THE EXERCISE >>
Exactly reproduce each line of the listing that follows.

Records from a data collection
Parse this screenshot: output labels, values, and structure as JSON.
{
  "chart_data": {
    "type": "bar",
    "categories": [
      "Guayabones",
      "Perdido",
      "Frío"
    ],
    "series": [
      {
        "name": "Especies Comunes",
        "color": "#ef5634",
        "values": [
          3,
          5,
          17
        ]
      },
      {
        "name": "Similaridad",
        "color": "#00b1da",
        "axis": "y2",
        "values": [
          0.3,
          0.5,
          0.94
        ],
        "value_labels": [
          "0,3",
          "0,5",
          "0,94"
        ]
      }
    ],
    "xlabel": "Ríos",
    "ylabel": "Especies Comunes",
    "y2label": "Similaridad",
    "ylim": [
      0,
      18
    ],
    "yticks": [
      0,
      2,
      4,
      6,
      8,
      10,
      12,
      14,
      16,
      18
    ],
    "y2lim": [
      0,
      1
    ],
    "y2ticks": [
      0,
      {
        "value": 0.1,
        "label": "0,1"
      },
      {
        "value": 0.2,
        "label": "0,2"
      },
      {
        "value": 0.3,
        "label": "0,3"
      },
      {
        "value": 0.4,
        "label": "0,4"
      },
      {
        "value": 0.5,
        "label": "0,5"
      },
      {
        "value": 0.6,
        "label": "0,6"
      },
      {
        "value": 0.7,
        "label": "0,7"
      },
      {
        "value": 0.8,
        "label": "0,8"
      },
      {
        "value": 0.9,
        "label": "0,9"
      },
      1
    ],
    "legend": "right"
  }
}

WRITTEN SOLUTION >>
Parse this screenshot: output labels, values, and structure as JSON.
{
  "chart_data": {
    "type": "bar",
    "categories": [
      "Guayabones",
      "Perdido",
      "Frío"
    ],
    "series": [
      {
        "name": "Especies Comunes",
        "color": "#ef5634",
        "values": [
          3,
          5,
          17
        ]
      },
      {
        "name": "Similaridad",
        "color": "#00b1da",
        "axis": "y2",
        "values": [
          0.3,
          0.5,
          0.94
        ],
        "value_labels": [
          "0,3",
          "0,5",
          "0,94"
        ]
      }
    ],
    "xlabel": "Ríos",
    "ylabel": "Especies Comunes",
    "y2label": "Similaridad",
    "ylim": [
      0,
      18
    ],
    "yticks": [
      0,
      2,
      4,
      6,
      8,
      10,
      12,
      14,
      16,
      18
    ],
    "y2lim": [
      0,
      1
    ],
    "y2ticks": [
      0,
      {
        "value": 0.1,
        "label": "0,1"
      },
      {
        "value": 0.2,
        "label": "0,2"
      },
      {
        "value": 0.3,
        "label": "0,3"
      },
      {
        "value": 0.4,
        "label": "0,4"
      },
      {
        "value": 0.5,
        "label": "0,5"
      },
      {
        "value": 0.6,
        "label": "0,6"
      },
      {
        "value": 0.7,
        "label": "0,7"
      },
      {
        "value": 0.8,
        "label": "0,8"
      },
      {
        "value": 0.9,
        "label": "0,9"
      },
      1
    ],
    "legend": "right"
  }
}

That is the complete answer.